- Things to do:
(1) In the thread on ConcurrentHashBag, why does Stephen suggest adding the class to the JDK hidden and reachable only through a public factory method? Answer in one to three sentences.
(2) In the thread on ConcurrentHashBag, which Guava method does Stephen say he is less convinced by?

- Extract provided:
━━━━━━━━

Bag/MultiSet [wasRe: Loose-ends wrapup]

Sat May 11 03:42:53 PDT 2013

ConcurrentHashBag discussion from lambda-spec list.

Just to add to Kevin's comments. I would consider a "Bag" to be an
interface defined as per Guava or Commons Collections:
http://docs.guava-libraries.googlecode.com/git/javadoc/com/google/common/collect/Multiset.html
http://commons.apache.org/proper/commons-collections/apidocs/org/apache/commons/collections/Bag.html

Both have almost identical definitions of the methods in a Bag. In
particular, I'd expect there to be extras methods:
- add(E element, int nCopies)
- remove(E element, int nCopies)
- count(E element)
- uniqueSet()/elementSet()
(I'm less convinced by Guava's setCount)

So, while the proposal to add ConcurrentHashBag simply implementing
Collection is interesting, it doesn't meet developer expectations set
over many years for what a Bag is and is used for. Renaming it to
ConcurrentHashBuffer wouldn't really help IMO as "buffer" has other
meanings, ConcurrentHashCollection or ConcurrentCollection would be
more OK as names.

One option would be to add the class to the JDK but hidden and only
accessible via a public factory method for JDK8. That way it could be
used for the Stream use case, but doesn't give false impressions for
other use cases.

(I do think adding a Bag interface to the JDK would be a good thing,
but it would require more infrastructure classes like
synchronized/unmodifiable, which would be a struggle to agree in the
JD8 timescale.)

On null-handling, perhaps it could have an internal mode/flag as to
whether it does or does not allow nulls.

Stephen

On 10 May 2013 21:00, Doug Lea <dl at cs.oswego.edu> wrote:
> On 05/10/13 15:32, Kevin Bourrillion wrote:
>>
>> On Fri, May 10, 2013 at 11:09 AM, Doug Lea <dl at cs.oswego.edu
>> <mailto:dl at cs.oswego.edu>> wrote:
>>
>>     It only supports the methods defined in the Collection API.
>>
>>
>> Oh. I believe that severely curtails its usefulness, but could try to back
>> that
>> up with stats from Google's codebase if necessary.
>>
>
> Are you referring to the usages for which we decided to
> recommend (pasting from javadoc...)
>
>
>  * <p>A ConcurrentHashMap can be used as scalable frequency map (a
>  * form of histogram or multiset) by using {@link
>  * java.util.concurrent.atomic.LongAdder} values and initializing via
>  * {@link #computeIfAbsent computeIfAbsent}. For example, to add a count
>  * to a {@code ConcurrentHashMap<String,LongAdder> freqs}, you can use
>  * {@code freqs.computeIfAbsent(k -> new LongAdder()).increment();}
>  *
>
> -Doug
>

━━━━━━━━

- Recorded information:

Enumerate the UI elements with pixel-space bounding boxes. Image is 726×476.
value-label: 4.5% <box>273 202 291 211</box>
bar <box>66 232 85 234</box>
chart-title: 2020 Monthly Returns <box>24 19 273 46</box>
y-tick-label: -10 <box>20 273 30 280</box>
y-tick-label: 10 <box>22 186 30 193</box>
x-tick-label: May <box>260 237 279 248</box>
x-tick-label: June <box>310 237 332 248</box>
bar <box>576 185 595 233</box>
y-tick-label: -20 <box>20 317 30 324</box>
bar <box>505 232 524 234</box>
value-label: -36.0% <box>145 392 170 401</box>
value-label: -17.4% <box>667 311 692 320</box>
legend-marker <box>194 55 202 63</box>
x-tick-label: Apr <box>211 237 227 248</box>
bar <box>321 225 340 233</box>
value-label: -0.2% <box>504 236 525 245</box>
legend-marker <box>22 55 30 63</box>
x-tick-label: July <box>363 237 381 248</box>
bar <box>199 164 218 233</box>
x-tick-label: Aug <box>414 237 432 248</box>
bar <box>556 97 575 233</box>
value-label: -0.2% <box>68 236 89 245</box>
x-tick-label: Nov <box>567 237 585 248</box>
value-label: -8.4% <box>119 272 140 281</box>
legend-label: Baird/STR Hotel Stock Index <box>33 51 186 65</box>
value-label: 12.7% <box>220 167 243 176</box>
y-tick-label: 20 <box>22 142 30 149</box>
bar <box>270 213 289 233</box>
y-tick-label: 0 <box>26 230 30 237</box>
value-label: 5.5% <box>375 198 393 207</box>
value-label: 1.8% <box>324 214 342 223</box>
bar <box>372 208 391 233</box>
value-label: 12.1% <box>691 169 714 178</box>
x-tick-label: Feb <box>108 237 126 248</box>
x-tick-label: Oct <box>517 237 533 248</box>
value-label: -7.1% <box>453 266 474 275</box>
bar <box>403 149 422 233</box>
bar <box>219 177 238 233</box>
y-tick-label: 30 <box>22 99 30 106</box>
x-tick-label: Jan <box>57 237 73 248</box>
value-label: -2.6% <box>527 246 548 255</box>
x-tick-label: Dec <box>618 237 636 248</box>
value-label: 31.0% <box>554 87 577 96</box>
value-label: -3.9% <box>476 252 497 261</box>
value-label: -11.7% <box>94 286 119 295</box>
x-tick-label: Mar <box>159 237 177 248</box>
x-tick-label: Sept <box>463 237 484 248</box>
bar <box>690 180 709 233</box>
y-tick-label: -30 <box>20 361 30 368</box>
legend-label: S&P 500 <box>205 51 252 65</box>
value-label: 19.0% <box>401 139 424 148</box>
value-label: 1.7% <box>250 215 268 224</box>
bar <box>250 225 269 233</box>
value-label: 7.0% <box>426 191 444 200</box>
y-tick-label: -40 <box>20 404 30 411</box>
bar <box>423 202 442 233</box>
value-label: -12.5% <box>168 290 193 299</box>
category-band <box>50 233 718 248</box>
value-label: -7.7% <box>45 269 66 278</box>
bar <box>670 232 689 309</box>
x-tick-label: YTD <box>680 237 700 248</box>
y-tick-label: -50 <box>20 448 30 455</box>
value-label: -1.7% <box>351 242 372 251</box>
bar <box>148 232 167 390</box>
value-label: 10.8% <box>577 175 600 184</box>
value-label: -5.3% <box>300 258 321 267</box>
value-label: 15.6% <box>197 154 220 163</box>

━━━━━━━━

- Expected outputs:
(1) Hiding the class would let it serve the Stream use case. It would also avoid giving false impressions about its suitability for other use cases.

(2) setCount